# WORK INSTRUCTIONS
#1 Answer these about the passage on Crusoe and Friday's power game:
(a) What average preference value do Crusoe and Friday earn when they go around the matrix counterclockwise?
(b) In Tournier's version of the story, whose approach prevails?
(c) What is the ruthlessly domineering Crusoe's first preference in Matrix 2?
#2 Which outcomes of conciliation and aggression does the passage on Crusoe and Friday's power game name? List all of them.

# TEXT SEGMENT
========

The game-theoretic outlook is rather bleak if each player has a chance to respond to the other. As for each combination of strategies, one player has an incentive to switch strategy, Crusoe and Friday end up going around the matrix in counterclockwise fashion, earning an average preference value of a mere 2.5 and missing the psychological benefit of a stable situation. As Defoe tells it, however, Crusoe and Friday settle into a state of mutual conciliation, where Crusoe realizes his first preference and Friday his second (see top-left cell in Matrix 1). Theoretically, this is not a stable state because Friday has an incentive to rebel, which would let him do better in the short term. Since he does not rebel, we might credit him with foresight and the wisdom to use it.
My decision to let Crusoe be the row player with a taste for tit-for-tat and Friday be the column player with a taste for contrariness may be questioned. If the players were switched, Friday would have the better deal. Is my decision to favor Crusoe an instance of Eurocentric bias? Perhaps. Whatever the case may be, my goal is to model the interpersonal power dilemma described by Defoe using the information provided in the novel. In that novel, a power differential is described as persisting, allowing Crusoe to lead the team. Literature is, of course, fiction, and so it is a small wonder that alternative versions of the story have found authors to write them. Tournier (1969), also a European, tells of a different island, where Friday’s "uncivilized" approach prevails and yields greater happiness, even for Crusoe.
If we were to treat Defoe’s story as fact, then Tournier’s would be a counterfact. A counterfactual is an alternative to what is, and its contemplation can yield insights into the nature of fact (Byrne, 2016). I now want to use counterfactual settings of the power game and to explore their implications. Consider first the case of a ruthlessly domineering Crusoe. His preferences, as shown in Matrix 2, have changed such his first preference (4) is now mutual aggression and his third (2) is mutual conciliation. Crusoe no longer plays tit-for-tat, although it is still true that he prefers mutual conciliation over unilateral conciliation, and mutual aggression over unilateral aggression. Friday’s preferences are not changed from the original settings in Matrix 1. Aggression is now Crusoe’s dominating strategy, and the best Friday can do is to settle for mutual conciliation. Notice that compared with the original game, only Crusoe does worse. In other words, Crusoe would not want to have these preferences.

========

# EXTRACTED RECORDS
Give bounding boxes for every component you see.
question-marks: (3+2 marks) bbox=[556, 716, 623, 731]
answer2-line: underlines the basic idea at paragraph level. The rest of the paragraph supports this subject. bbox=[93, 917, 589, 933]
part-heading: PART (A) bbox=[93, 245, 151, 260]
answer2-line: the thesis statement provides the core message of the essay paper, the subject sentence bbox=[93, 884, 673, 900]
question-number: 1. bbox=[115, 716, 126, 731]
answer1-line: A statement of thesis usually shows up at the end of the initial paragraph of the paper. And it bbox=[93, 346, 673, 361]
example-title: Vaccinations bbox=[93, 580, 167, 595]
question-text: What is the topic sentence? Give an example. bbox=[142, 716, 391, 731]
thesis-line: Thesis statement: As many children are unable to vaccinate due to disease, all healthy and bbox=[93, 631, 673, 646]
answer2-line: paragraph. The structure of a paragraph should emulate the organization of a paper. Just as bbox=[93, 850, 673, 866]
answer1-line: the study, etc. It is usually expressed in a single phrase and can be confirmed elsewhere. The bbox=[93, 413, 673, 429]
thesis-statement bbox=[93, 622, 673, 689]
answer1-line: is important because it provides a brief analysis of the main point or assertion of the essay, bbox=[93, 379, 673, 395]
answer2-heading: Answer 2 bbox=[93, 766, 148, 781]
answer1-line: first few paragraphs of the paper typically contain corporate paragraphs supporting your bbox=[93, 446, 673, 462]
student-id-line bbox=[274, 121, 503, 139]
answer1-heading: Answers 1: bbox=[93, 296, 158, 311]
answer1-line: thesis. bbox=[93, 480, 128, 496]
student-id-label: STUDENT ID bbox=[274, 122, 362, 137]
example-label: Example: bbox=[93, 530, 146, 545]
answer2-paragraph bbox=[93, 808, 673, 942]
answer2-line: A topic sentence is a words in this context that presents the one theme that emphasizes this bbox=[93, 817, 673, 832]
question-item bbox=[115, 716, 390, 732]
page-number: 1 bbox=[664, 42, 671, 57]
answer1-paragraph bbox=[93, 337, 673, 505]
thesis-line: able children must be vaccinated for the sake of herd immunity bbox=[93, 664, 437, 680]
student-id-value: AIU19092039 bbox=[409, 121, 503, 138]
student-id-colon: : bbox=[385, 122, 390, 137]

========

# RESPONSES BY TASK
#1
(a) 2.5
(b) Friday's "uncivilized" approach
(c) Mutual aggression

#2
- Mutual conciliation
- Mutual aggression
- Unilateral conciliation
- Unilateral aggression